| Exercise prompt |
Gather all lines in the entries that include the word "اللجنة".

(Records excerpted from a collection)
-- start --
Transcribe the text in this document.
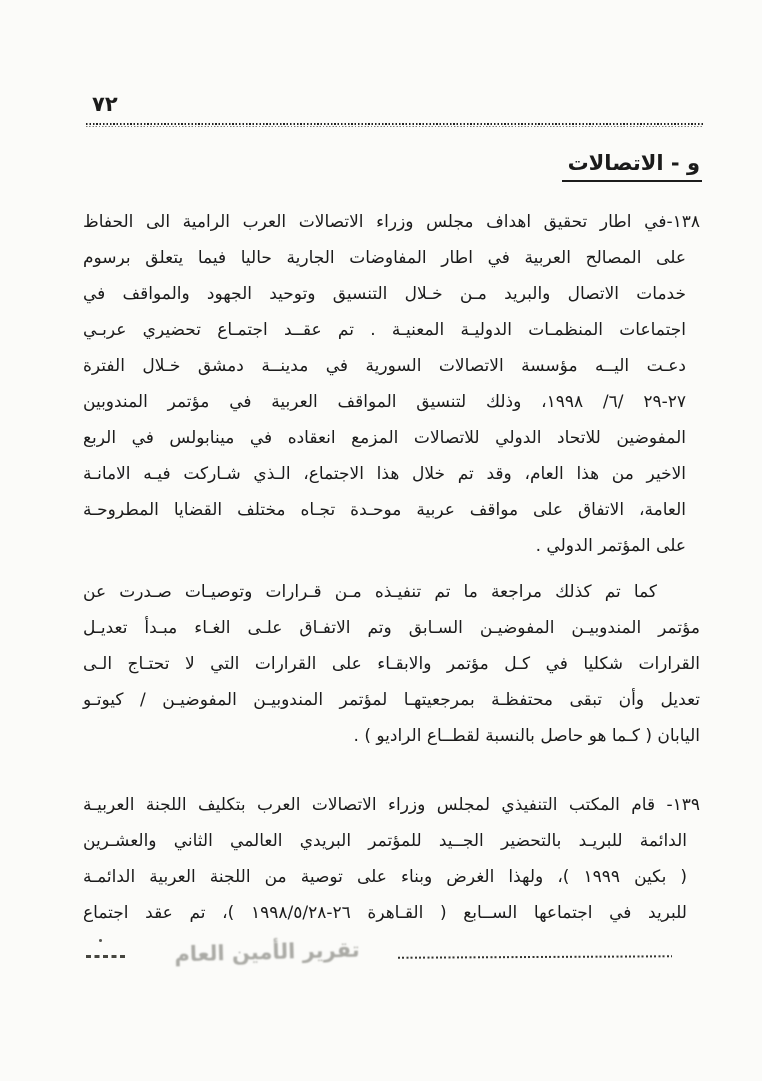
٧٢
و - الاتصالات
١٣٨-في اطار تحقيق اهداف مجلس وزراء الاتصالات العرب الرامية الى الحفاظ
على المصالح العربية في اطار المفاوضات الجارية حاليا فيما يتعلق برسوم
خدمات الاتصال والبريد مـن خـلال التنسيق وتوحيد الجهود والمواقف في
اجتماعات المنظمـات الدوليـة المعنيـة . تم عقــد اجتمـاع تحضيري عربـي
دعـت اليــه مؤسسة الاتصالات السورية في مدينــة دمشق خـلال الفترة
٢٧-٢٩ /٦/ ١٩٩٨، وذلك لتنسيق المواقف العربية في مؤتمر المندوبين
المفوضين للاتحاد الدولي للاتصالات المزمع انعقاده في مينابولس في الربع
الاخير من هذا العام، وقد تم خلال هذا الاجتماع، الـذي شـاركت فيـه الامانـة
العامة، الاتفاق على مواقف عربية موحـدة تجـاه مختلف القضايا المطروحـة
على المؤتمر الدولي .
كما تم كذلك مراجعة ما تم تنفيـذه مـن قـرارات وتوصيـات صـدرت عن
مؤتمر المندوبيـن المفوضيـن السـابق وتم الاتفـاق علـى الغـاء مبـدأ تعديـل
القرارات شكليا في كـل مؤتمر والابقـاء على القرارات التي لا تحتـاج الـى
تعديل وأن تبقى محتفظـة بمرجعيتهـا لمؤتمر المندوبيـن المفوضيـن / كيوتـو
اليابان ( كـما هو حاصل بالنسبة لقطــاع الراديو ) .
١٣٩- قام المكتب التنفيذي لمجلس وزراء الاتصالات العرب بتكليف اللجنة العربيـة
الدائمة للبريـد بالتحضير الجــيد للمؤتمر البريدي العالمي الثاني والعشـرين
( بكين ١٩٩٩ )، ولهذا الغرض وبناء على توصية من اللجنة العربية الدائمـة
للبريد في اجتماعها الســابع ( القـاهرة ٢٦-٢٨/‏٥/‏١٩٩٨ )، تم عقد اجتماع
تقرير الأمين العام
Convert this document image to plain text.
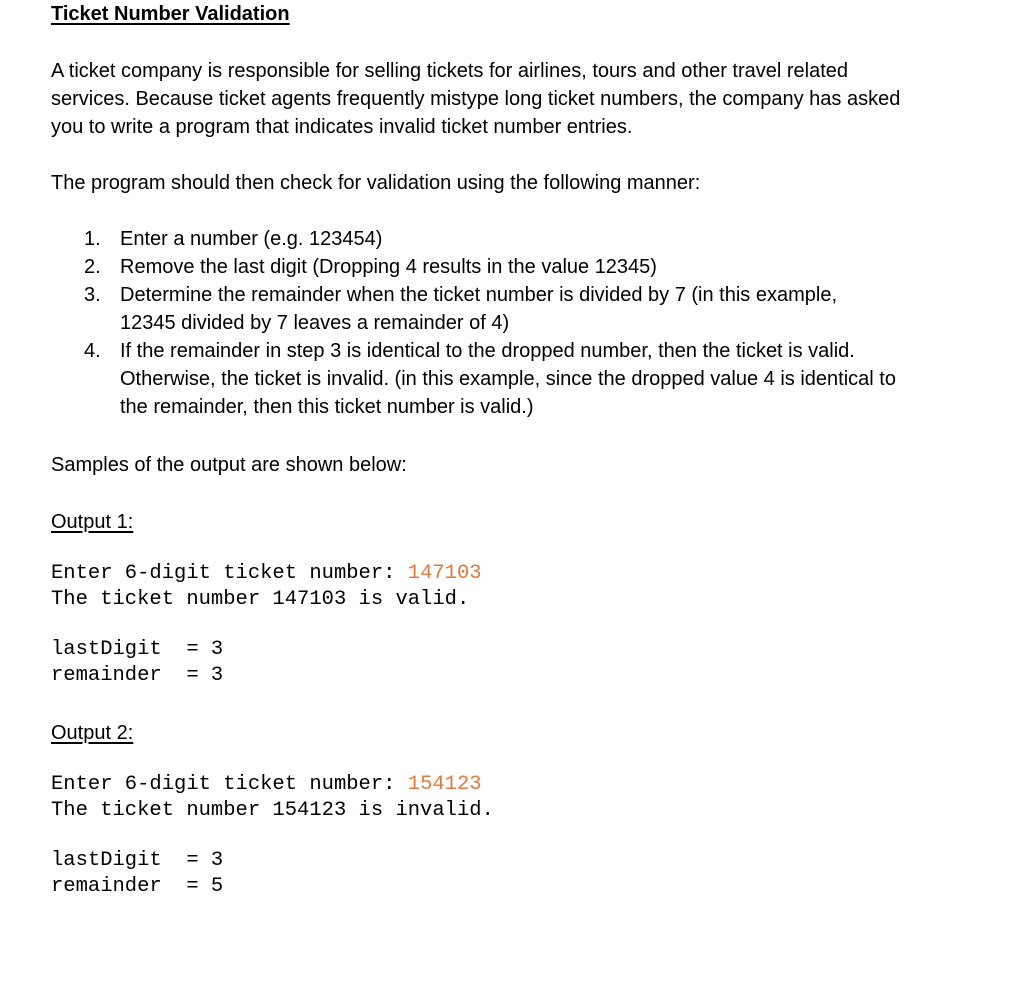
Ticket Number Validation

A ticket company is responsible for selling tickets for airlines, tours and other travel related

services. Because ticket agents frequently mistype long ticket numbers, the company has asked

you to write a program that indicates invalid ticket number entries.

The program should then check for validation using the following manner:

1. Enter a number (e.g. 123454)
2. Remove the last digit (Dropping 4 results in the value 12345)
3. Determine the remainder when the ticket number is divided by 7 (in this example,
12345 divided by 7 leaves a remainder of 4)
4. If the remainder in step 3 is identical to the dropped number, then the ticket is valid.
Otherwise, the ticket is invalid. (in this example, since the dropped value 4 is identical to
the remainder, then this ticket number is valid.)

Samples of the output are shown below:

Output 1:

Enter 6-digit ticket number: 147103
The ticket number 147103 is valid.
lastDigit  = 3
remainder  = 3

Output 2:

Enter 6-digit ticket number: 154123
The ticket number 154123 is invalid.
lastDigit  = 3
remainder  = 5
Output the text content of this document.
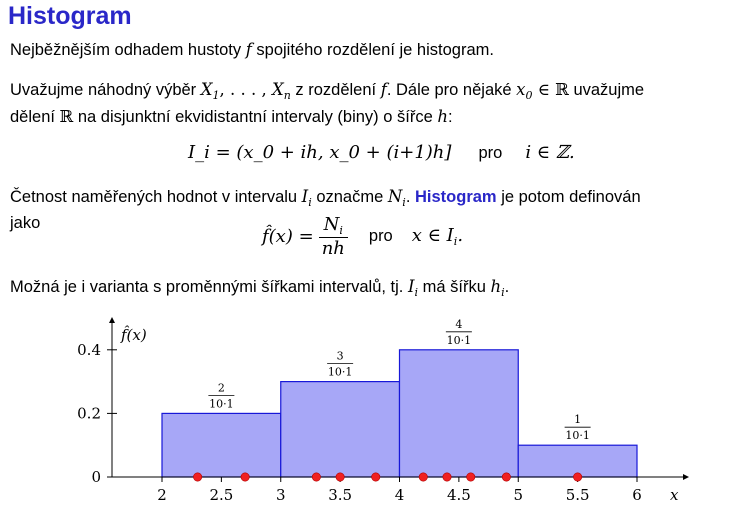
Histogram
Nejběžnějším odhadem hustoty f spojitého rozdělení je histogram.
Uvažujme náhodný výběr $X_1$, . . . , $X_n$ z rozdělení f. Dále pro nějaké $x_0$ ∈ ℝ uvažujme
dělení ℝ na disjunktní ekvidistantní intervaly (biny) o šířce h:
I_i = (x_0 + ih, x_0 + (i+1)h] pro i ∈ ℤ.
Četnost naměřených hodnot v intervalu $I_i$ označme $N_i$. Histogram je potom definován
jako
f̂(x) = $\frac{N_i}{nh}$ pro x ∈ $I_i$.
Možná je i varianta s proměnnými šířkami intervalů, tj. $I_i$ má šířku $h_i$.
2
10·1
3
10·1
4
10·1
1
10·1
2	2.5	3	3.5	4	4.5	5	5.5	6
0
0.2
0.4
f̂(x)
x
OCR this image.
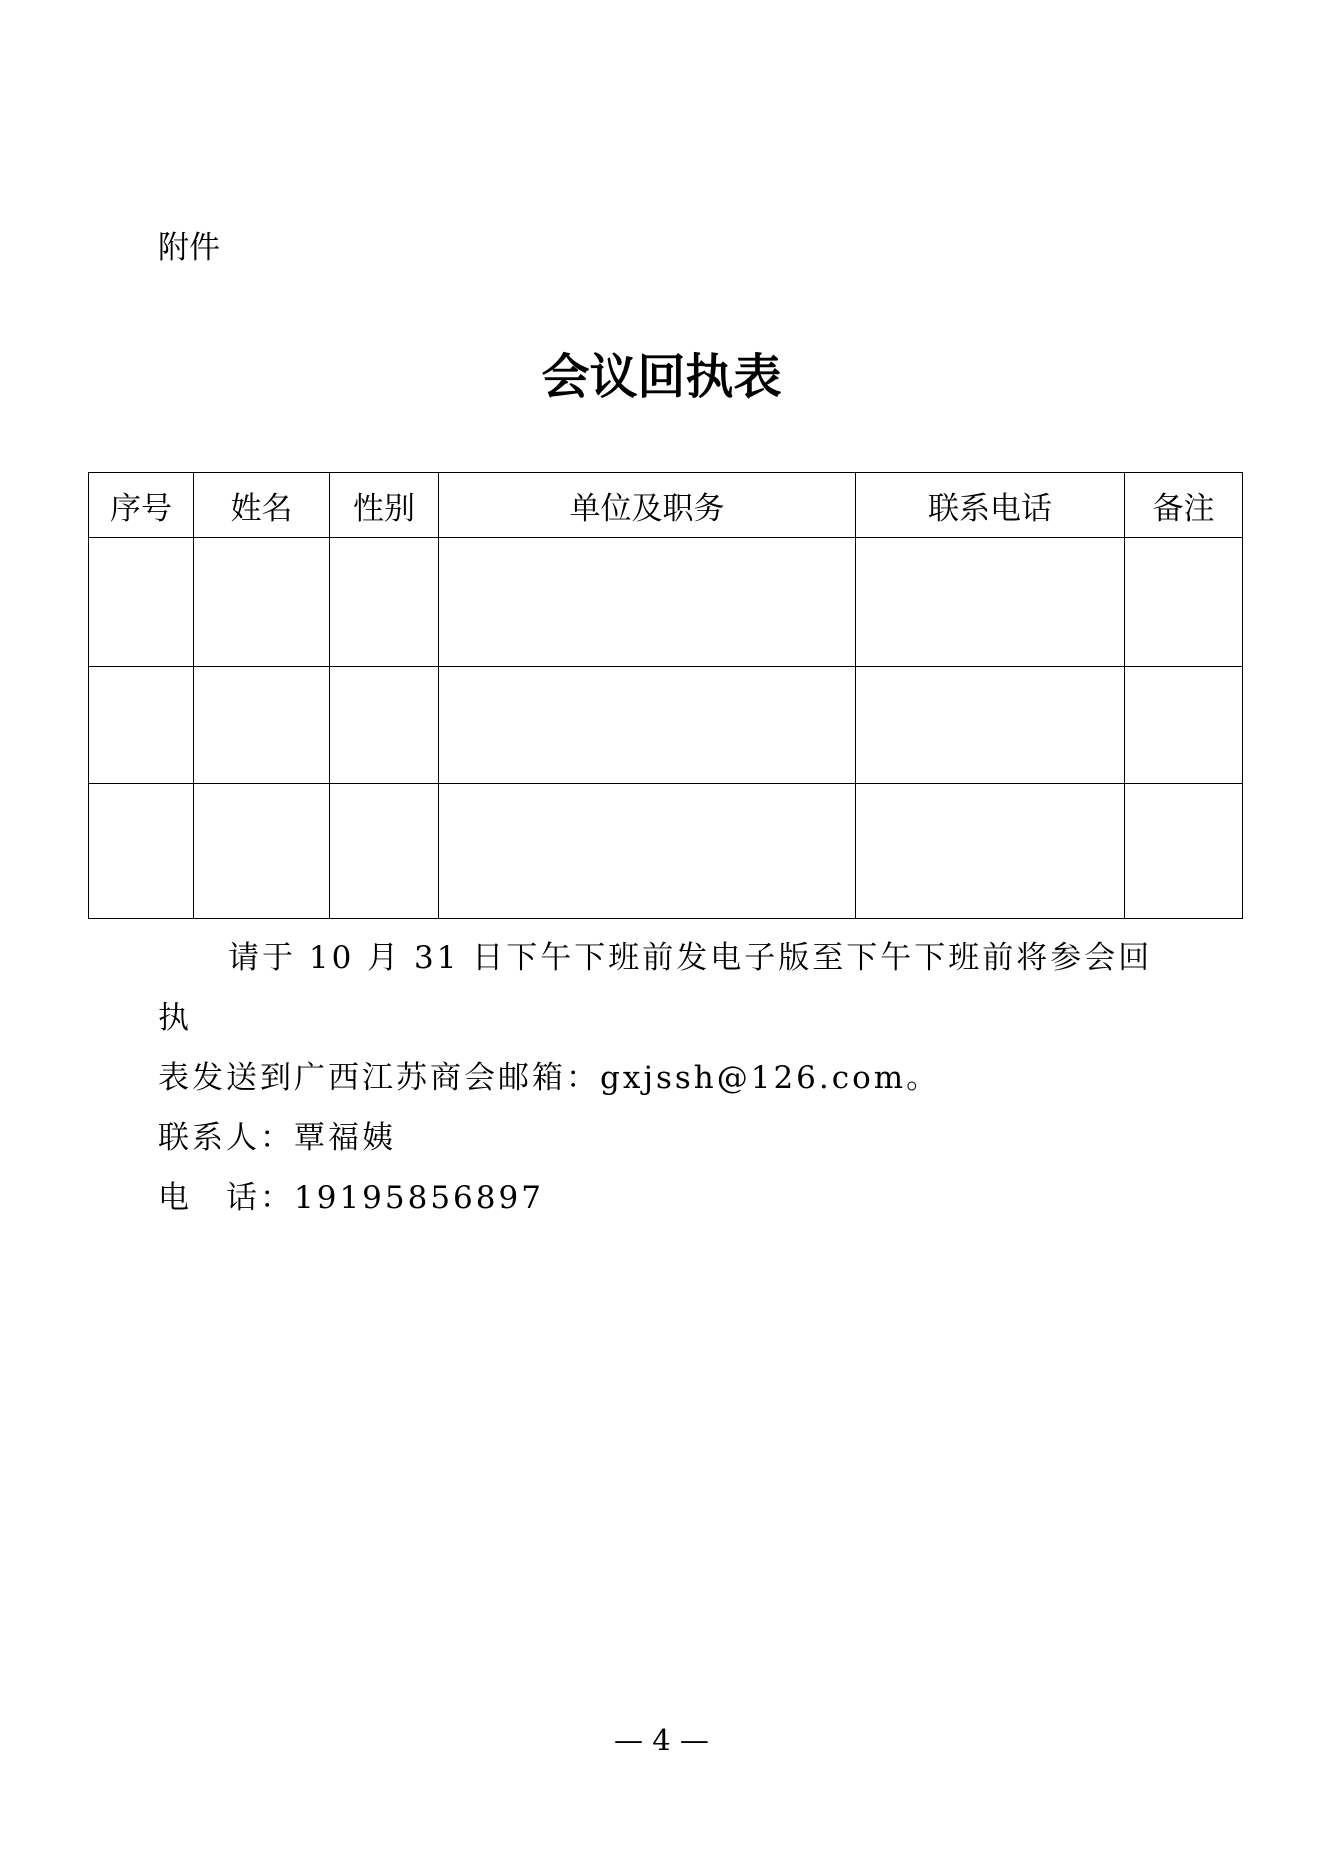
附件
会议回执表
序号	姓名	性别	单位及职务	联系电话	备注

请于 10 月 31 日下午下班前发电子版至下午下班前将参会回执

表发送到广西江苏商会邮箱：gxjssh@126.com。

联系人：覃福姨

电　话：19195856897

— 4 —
-- end --
| Reply |
١٣٩- قام المكتب التنفيذي لمجلس وزراء الاتصالات العرب بتكليف اللجنة العربيـة
( بكين ١٩٩٩ )، ولهذا الغرض وبناء على توصية من اللجنة العربية الدائمـة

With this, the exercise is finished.